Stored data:

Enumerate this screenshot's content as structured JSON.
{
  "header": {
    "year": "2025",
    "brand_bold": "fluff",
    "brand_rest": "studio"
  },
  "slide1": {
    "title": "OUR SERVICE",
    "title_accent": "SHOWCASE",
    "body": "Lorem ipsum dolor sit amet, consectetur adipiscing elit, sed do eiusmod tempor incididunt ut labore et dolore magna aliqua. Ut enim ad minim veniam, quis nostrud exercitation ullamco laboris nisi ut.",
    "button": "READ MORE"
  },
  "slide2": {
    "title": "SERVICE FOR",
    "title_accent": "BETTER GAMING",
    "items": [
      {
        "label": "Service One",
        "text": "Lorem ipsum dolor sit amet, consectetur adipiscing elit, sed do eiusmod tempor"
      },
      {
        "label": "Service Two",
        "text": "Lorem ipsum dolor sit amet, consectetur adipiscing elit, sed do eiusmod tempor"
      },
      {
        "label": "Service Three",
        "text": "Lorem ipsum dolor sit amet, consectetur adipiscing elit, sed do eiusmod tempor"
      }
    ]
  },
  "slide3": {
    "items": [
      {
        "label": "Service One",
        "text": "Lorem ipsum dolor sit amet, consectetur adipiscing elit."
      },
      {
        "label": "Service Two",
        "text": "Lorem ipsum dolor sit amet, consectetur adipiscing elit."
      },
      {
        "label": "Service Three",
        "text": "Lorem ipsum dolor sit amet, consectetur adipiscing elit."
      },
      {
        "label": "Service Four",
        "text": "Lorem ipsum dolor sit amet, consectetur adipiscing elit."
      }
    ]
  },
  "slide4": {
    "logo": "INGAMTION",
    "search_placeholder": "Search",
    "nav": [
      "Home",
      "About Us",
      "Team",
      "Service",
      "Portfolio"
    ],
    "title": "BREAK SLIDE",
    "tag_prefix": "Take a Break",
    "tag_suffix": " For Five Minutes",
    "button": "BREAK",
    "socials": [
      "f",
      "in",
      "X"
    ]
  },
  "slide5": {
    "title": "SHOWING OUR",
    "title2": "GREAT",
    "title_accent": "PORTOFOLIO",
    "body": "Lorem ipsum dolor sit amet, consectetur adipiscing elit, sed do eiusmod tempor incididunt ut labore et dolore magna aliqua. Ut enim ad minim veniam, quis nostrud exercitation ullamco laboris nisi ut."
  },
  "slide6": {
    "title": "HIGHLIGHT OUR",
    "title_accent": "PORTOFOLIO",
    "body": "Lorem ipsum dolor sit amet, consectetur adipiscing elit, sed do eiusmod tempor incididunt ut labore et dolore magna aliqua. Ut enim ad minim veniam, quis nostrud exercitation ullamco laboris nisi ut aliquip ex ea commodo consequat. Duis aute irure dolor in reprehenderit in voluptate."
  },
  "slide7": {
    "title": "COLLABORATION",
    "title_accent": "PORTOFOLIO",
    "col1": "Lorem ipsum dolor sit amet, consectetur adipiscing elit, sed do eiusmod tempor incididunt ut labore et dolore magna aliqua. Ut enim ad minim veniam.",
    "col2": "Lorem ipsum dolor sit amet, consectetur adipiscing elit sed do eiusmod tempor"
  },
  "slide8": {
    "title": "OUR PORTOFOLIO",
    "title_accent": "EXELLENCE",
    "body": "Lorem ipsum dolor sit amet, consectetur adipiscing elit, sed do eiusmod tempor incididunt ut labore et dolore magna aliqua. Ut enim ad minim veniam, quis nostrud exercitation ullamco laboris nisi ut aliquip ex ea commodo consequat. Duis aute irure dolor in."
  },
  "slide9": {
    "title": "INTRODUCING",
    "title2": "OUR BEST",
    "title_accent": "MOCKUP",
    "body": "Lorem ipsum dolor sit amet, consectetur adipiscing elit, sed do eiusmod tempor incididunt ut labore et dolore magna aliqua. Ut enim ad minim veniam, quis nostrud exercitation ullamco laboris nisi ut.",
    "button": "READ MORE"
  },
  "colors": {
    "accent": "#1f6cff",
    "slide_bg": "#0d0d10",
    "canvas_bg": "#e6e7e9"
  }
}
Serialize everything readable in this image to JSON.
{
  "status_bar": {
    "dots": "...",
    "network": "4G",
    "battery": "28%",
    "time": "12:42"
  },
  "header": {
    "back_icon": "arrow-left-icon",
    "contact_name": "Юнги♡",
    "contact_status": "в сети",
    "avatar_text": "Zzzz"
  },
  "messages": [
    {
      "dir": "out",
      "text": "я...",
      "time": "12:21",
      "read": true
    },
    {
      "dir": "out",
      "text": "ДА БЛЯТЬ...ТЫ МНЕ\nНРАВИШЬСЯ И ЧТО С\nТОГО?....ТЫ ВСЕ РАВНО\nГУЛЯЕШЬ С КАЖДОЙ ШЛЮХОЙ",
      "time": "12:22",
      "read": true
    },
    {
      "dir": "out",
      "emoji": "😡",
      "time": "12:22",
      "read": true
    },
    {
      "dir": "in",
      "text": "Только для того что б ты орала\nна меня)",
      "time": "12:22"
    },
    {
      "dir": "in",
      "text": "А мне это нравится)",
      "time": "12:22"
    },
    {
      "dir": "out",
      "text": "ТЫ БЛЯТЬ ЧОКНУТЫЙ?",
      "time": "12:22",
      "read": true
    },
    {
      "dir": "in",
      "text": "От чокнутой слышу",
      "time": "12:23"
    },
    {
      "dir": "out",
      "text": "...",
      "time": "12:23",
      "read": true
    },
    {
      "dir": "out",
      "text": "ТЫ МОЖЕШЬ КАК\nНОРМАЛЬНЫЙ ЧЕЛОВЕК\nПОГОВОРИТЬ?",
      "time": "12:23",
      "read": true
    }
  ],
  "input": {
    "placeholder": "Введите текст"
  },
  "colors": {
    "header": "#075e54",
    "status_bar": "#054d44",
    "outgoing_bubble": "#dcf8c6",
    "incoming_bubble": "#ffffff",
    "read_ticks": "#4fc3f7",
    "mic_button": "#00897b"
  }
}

What is required: Repeat the records above in full, character for character.

Result for this task:
Enumerate this screenshot's content as structured JSON.
{
  "header": {
    "year": "2025",
    "brand_bold": "fluff",
    "brand_rest": "studio"
  },
  "slide1": {
    "title": "OUR SERVICE",
    "title_accent": "SHOWCASE",
    "body": "Lorem ipsum dolor sit amet, consectetur adipiscing elit, sed do eiusmod tempor incididunt ut labore et dolore magna aliqua. Ut enim ad minim veniam, quis nostrud exercitation ullamco laboris nisi ut.",
    "button": "READ MORE"
  },
  "slide2": {
    "title": "SERVICE FOR",
    "title_accent": "BETTER GAMING",
    "items": [
      {
        "label": "Service One",
        "text": "Lorem ipsum dolor sit amet, consectetur adipiscing elit, sed do eiusmod tempor"
      },
      {
        "label": "Service Two",
        "text": "Lorem ipsum dolor sit amet, consectetur adipiscing elit, sed do eiusmod tempor"
      },
      {
        "label": "Service Three",
        "text": "Lorem ipsum dolor sit amet, consectetur adipiscing elit, sed do eiusmod tempor"
      }
    ]
  },
  "slide3": {
    "items": [
      {
        "label": "Service One",
        "text": "Lorem ipsum dolor sit amet, consectetur adipiscing elit."
      },
      {
        "label": "Service Two",
        "text": "Lorem ipsum dolor sit amet, consectetur adipiscing elit."
      },
      {
        "label": "Service Three",
        "text": "Lorem ipsum dolor sit amet, consectetur adipiscing elit."
      },
      {
        "label": "Service Four",
        "text": "Lorem ipsum dolor sit amet, consectetur adipiscing elit."
      }
    ]
  },
  "slide4": {
    "logo": "INGAMTION",
    "search_placeholder": "Search",
    "nav": [
      "Home",
      "About Us",
      "Team",
      "Service",
      "Portfolio"
    ],
    "title": "BREAK SLIDE",
    "tag_prefix": "Take a Break",
    "tag_suffix": " For Five Minutes",
    "button": "BREAK",
    "socials": [
      "f",
      "in",
      "X"
    ]
  },
  "slide5": {
    "title": "SHOWING OUR",
    "title2": "GREAT",
    "title_accent": "PORTOFOLIO",
    "body": "Lorem ipsum dolor sit amet, consectetur adipiscing elit, sed do eiusmod tempor incididunt ut labore et dolore magna aliqua. Ut enim ad minim veniam, quis nostrud exercitation ullamco laboris nisi ut."
  },
  "slide6": {
    "title": "HIGHLIGHT OUR",
    "title_accent": "PORTOFOLIO",
    "body": "Lorem ipsum dolor sit amet, consectetur adipiscing elit, sed do eiusmod tempor incididunt ut labore et dolore magna aliqua. Ut enim ad minim veniam, quis nostrud exercitation ullamco laboris nisi ut aliquip ex ea commodo consequat. Duis aute irure dolor in reprehenderit in voluptate."
  },
  "slide7": {
    "title": "COLLABORATION",
    "title_accent": "PORTOFOLIO",
    "col1": "Lorem ipsum dolor sit amet, consectetur adipiscing elit, sed do eiusmod tempor incididunt ut labore et dolore magna aliqua. Ut enim ad minim veniam.",
    "col2": "Lorem ipsum dolor sit amet, consectetur adipiscing elit sed do eiusmod tempor"
  },
  "slide8": {
    "title": "OUR PORTOFOLIO",
    "title_accent": "EXELLENCE",
    "body": "Lorem ipsum dolor sit amet, consectetur adipiscing elit, sed do eiusmod tempor incididunt ut labore et dolore magna aliqua. Ut enim ad minim veniam, quis nostrud exercitation ullamco laboris nisi ut aliquip ex ea commodo consequat. Duis aute irure dolor in."
  },
  "slide9": {
    "title": "INTRODUCING",
    "title2": "OUR BEST",
    "title_accent": "MOCKUP",
    "body": "Lorem ipsum dolor sit amet, consectetur adipiscing elit, sed do eiusmod tempor incididunt ut labore et dolore magna aliqua. Ut enim ad minim veniam, quis nostrud exercitation ullamco laboris nisi ut.",
    "button": "READ MORE"
  },
  "colors": {
    "accent": "#1f6cff",
    "slide_bg": "#0d0d10",
    "canvas_bg": "#e6e7e9"
  }
}
Serialize everything readable in this image to JSON.
{
  "status_bar": {
    "dots": "...",
    "network": "4G",
    "battery": "28%",
    "time": "12:42"
  },
  "header": {
    "back_icon": "arrow-left-icon",
    "contact_name": "Юнги♡",
    "contact_status": "в сети",
    "avatar_text": "Zzzz"
  },
  "messages": [
    {
      "dir": "out",
      "text": "я...",
      "time": "12:21",
      "read": true
    },
    {
      "dir": "out",
      "text": "ДА БЛЯТЬ...ТЫ МНЕ\nНРАВИШЬСЯ И ЧТО С\nТОГО?....ТЫ ВСЕ РАВНО\nГУЛЯЕШЬ С КАЖДОЙ ШЛЮХОЙ",
      "time": "12:22",
      "read": true
    },
    {
      "dir": "out",
      "emoji": "😡",
      "time": "12:22",
      "read": true
    },
    {
      "dir": "in",
      "text": "Только для того что б ты орала\nна меня)",
      "time": "12:22"
    },
    {
      "dir": "in",
      "text": "А мне это нравится)",
      "time": "12:22"
    },
    {
      "dir": "out",
      "text": "ТЫ БЛЯТЬ ЧОКНУТЫЙ?",
      "time": "12:22",
      "read": true
    },
    {
      "dir": "in",
      "text": "От чокнутой слышу",
      "time": "12:23"
    },
    {
      "dir": "out",
      "text": "...",
      "time": "12:23",
      "read": true
    },
    {
      "dir": "out",
      "text": "ТЫ МОЖЕШЬ КАК\nНОРМАЛЬНЫЙ ЧЕЛОВЕК\nПОГОВОРИТЬ?",
      "time": "12:23",
      "read": true
    }
  ],
  "input": {
    "placeholder": "Введите текст"
  },
  "colors": {
    "header": "#075e54",
    "status_bar": "#054d44",
    "outgoing_bubble": "#dcf8c6",
    "incoming_bubble": "#ffffff",
    "read_ticks": "#4fc3f7",
    "mic_button": "#00897b"
  }
}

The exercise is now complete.